— START OF Material provided —
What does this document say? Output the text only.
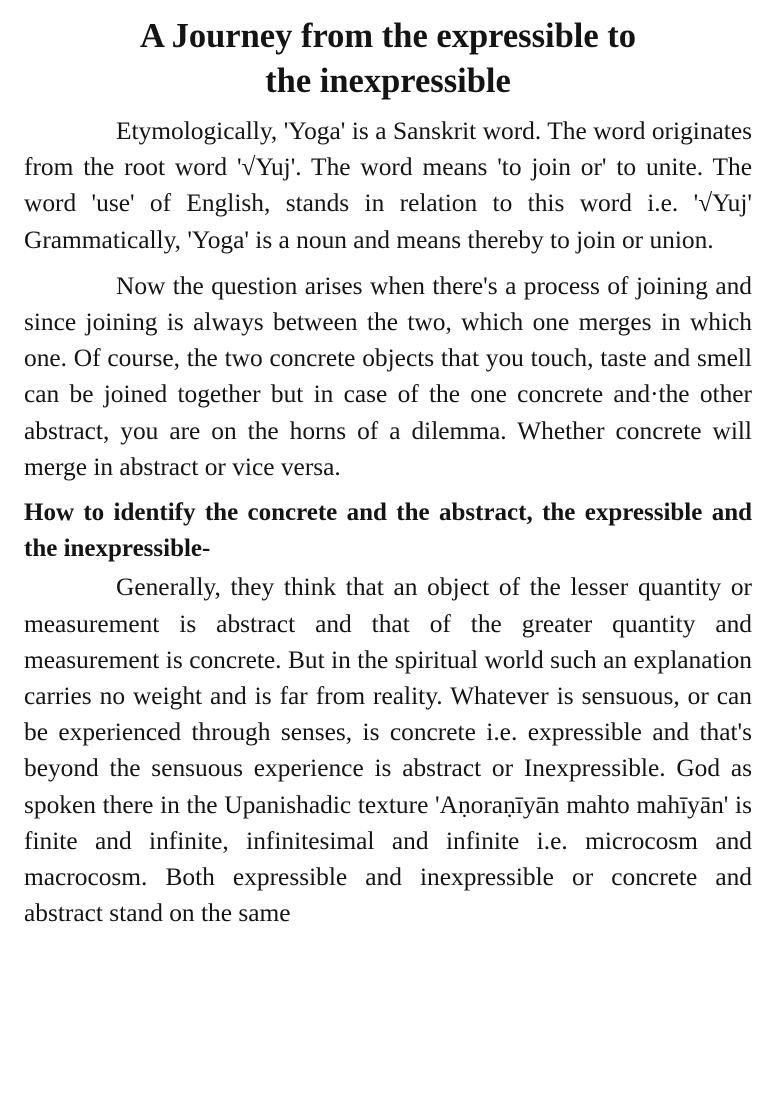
A Journey from the expressible to
the inexpressible

Etymologically, 'Yoga' is a Sanskrit word. The word originates from the root word '√Yuj'. The word means 'to join or' to unite. The word 'use' of English, stands in relation to this word i.e. '√Yuj' Grammatically, 'Yoga' is a noun and means thereby to join or union.

Now the question arises when there's a process of joining and since joining is always between the two, which one merges in which one. Of course, the two concrete objects that you touch, taste and smell can be joined together but in case of the one concrete and·the other abstract, you are on the horns of a dilemma. Whether concrete will merge in abstract or vice versa.

How to identify the concrete and the abstract, the expressible and the inexpressible-

Generally, they think that an object of the lesser quantity or measurement is abstract and that of the greater quantity and measurement is concrete. But in the spiritual world such an explanation carries no weight and is far from reality. Whatever is sensuous, or can be experienced through senses, is concrete i.e. expressible and that's beyond the sensuous experience is abstract or Inexpressible. God as spoken there in the Upanishadic texture 'Aṇoraṇīyān mahto mahīyān' is finite and infinite, infinitesimal and infinite i.e. microcosm and macrocosm. Both expressible and inexpressible or concrete and abstract stand on the same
— END OF Material provided —
• _What you are asked to do_
Pick out the lines that have the word "this". Copy them all.

• _Written answer_
What does this document say? Output the text only.
Etymologically, 'Yoga' is a Sanskrit word. The word originates from the root word '√Yuj'. The word means 'to join or' to unite. The word 'use' of English, stands in relation to this word i.e. '√Yuj' Grammatically, 'Yoga' is a noun and means thereby to join or union.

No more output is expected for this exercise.